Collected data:
────────

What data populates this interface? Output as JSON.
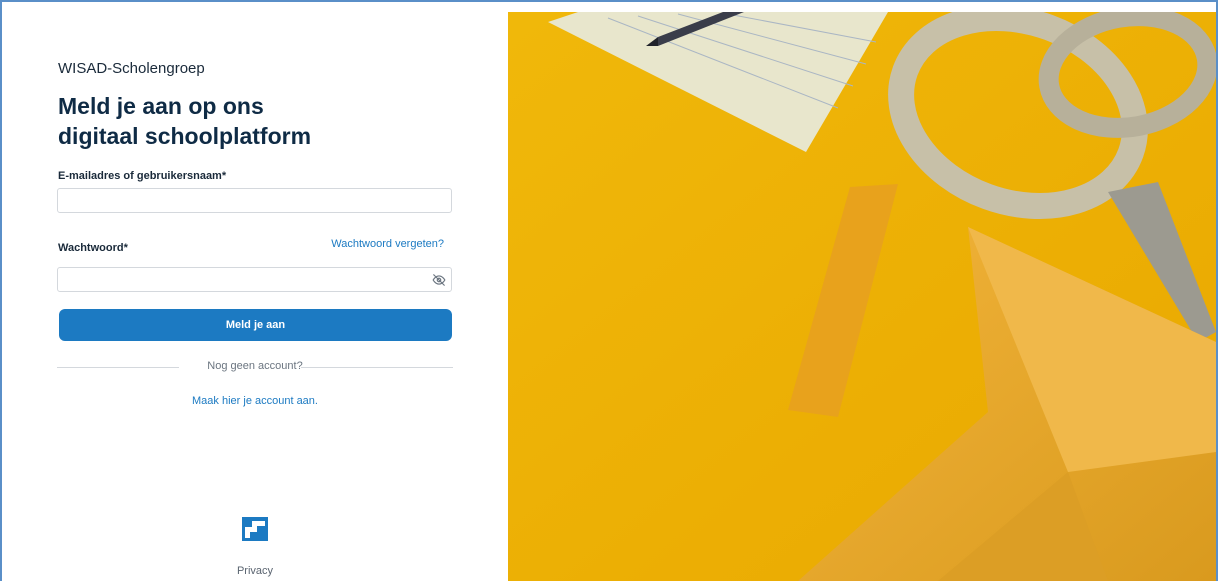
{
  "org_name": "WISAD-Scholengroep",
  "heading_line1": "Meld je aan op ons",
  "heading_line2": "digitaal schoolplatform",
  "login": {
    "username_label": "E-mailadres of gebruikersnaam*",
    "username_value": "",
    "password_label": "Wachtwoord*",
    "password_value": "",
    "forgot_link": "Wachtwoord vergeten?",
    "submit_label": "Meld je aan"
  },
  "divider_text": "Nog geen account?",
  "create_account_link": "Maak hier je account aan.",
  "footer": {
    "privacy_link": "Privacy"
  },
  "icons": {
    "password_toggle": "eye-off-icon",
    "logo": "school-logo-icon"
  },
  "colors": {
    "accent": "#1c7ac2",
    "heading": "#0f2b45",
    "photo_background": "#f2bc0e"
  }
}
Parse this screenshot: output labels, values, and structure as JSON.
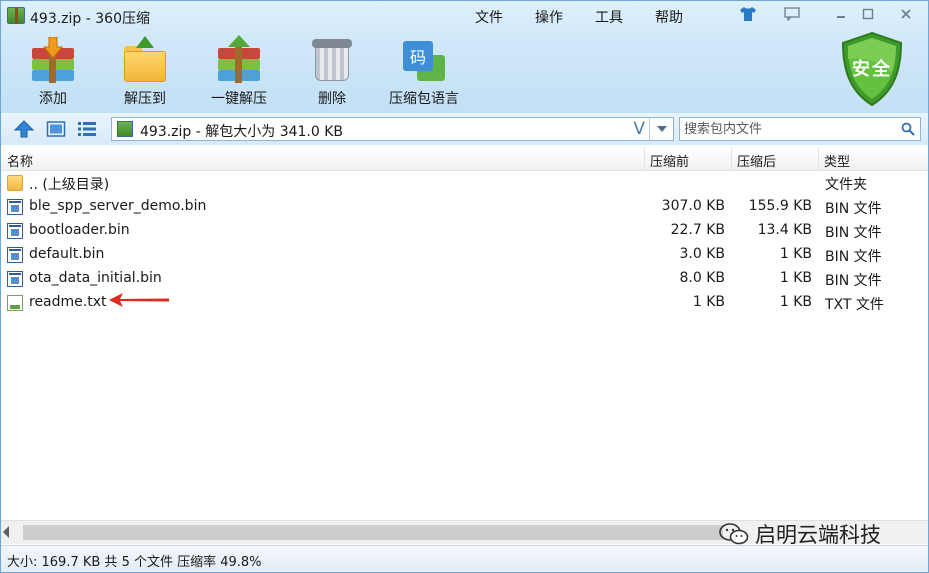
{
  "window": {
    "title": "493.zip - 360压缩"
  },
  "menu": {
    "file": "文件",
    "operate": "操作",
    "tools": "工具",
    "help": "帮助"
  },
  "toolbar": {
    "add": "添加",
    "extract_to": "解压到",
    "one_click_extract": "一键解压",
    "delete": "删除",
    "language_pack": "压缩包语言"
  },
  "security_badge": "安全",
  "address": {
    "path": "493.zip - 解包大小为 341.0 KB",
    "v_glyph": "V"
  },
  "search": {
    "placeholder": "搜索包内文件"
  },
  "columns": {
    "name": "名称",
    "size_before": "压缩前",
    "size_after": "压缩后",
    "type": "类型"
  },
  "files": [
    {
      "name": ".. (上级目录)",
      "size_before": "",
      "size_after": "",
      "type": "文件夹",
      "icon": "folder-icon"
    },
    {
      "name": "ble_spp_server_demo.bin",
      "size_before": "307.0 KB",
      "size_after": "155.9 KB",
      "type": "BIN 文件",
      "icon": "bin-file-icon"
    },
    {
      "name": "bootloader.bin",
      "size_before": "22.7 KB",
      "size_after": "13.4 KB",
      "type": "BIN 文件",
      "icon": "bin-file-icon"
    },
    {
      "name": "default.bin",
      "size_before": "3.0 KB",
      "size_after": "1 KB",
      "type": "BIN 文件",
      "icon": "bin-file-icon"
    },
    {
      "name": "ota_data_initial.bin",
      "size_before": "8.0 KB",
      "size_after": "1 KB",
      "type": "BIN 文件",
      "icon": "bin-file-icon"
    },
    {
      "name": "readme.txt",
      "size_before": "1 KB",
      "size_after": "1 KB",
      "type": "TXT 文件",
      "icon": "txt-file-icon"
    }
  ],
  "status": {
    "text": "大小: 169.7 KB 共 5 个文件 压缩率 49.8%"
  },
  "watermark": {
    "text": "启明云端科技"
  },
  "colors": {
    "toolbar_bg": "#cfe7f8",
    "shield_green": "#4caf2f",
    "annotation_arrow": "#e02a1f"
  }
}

────────

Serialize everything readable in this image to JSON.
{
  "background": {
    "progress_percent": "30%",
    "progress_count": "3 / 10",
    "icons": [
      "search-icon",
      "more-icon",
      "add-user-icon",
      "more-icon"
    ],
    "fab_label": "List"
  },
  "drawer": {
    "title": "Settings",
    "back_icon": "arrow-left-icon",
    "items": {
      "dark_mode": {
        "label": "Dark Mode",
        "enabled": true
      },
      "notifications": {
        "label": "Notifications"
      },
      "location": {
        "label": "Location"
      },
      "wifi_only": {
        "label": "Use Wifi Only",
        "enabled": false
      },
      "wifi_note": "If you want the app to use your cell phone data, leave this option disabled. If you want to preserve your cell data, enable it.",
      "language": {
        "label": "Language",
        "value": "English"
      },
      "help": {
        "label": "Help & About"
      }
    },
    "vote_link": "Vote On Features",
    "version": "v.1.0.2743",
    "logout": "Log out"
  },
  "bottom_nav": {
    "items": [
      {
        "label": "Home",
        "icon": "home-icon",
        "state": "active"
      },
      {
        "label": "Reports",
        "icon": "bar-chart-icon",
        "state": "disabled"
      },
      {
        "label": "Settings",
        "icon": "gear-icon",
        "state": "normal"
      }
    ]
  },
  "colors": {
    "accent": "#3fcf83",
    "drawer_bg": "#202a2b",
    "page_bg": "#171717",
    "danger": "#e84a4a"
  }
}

────────

→ Goal: Respond with nothing but the number of lines in the entries that contain the string "this".

→ Expected answer: 4